* **EXERCISE DIRECTIONS**: Copy every line from the data below in which the string "this" can be found.

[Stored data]

%%

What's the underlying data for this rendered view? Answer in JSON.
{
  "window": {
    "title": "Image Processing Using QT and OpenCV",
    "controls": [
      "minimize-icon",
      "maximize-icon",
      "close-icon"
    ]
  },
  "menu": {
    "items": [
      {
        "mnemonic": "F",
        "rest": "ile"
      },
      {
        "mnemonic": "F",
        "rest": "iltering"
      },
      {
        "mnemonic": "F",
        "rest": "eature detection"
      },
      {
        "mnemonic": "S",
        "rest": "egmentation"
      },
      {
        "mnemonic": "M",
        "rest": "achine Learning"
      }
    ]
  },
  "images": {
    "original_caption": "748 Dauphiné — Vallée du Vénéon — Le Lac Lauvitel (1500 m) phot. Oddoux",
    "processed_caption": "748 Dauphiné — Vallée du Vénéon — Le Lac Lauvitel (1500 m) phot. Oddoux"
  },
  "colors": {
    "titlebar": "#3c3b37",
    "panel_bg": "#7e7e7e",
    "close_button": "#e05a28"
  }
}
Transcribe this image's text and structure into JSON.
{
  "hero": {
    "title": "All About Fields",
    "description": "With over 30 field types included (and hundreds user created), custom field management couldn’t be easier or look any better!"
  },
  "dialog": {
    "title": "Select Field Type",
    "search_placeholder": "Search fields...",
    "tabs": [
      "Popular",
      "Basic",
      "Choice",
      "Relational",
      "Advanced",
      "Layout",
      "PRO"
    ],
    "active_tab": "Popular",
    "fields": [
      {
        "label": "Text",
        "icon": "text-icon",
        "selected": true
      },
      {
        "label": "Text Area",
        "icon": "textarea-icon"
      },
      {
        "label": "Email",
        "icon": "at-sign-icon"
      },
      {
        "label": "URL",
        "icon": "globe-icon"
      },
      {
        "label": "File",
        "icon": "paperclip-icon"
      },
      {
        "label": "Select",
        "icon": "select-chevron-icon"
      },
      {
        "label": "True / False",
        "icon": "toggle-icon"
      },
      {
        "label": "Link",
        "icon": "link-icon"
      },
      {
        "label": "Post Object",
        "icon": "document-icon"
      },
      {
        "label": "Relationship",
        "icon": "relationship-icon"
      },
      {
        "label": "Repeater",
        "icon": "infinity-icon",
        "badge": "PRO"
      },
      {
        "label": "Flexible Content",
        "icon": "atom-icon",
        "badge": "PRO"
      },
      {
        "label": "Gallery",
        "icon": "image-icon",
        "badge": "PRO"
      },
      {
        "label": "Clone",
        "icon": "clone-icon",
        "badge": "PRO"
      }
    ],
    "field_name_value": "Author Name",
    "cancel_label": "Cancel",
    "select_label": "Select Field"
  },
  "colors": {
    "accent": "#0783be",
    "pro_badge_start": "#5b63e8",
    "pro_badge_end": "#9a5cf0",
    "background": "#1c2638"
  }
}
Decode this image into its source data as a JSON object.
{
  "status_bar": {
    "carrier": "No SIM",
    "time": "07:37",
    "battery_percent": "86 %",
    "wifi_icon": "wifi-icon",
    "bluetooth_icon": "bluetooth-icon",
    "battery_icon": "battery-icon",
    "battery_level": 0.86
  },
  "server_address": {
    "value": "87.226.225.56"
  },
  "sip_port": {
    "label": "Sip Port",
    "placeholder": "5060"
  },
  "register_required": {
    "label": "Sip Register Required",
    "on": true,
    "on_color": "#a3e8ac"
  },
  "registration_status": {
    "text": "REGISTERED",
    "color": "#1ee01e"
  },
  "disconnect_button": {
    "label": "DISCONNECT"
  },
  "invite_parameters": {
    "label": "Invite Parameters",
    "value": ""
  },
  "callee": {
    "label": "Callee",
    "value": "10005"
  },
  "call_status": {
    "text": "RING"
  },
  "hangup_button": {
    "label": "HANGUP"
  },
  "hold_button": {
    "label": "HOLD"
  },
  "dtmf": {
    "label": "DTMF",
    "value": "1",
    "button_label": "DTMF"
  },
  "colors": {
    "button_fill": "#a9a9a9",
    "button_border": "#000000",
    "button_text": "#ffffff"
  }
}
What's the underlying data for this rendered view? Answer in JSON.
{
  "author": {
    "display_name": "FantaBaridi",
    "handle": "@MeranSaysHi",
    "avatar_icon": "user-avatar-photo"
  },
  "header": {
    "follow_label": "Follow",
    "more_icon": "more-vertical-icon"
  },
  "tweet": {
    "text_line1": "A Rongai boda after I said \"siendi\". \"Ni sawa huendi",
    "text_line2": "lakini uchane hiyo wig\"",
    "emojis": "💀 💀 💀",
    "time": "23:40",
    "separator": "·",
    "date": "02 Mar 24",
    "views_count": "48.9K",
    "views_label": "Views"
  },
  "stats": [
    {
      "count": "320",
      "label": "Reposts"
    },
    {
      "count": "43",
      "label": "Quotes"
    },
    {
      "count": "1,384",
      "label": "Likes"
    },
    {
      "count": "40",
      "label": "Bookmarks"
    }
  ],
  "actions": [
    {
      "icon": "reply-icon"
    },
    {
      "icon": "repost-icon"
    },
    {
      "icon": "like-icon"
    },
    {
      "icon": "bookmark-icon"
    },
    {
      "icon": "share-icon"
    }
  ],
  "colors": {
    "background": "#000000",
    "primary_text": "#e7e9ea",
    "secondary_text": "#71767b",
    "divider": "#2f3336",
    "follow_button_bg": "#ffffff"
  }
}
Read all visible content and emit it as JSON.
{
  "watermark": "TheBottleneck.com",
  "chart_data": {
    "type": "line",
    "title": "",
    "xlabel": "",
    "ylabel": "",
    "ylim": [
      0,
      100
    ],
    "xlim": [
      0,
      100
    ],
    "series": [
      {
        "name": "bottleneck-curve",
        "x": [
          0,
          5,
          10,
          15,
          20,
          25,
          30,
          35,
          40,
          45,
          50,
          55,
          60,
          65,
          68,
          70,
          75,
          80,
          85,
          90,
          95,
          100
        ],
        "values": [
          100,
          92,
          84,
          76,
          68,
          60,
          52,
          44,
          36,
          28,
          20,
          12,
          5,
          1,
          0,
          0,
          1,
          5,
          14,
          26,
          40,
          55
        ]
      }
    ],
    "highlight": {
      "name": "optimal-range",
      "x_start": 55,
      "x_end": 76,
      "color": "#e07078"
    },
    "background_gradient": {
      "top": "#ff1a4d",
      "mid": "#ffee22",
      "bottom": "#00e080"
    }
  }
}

%%

* **RESULT OF THE TASK**:
What's the underlying data for this rendered view? Answer in JSON.
Transcribe this image's text and structure into JSON.
Decode this image into its source data as a JSON object.
What's the underlying data for this rendered view? Answer in JSON.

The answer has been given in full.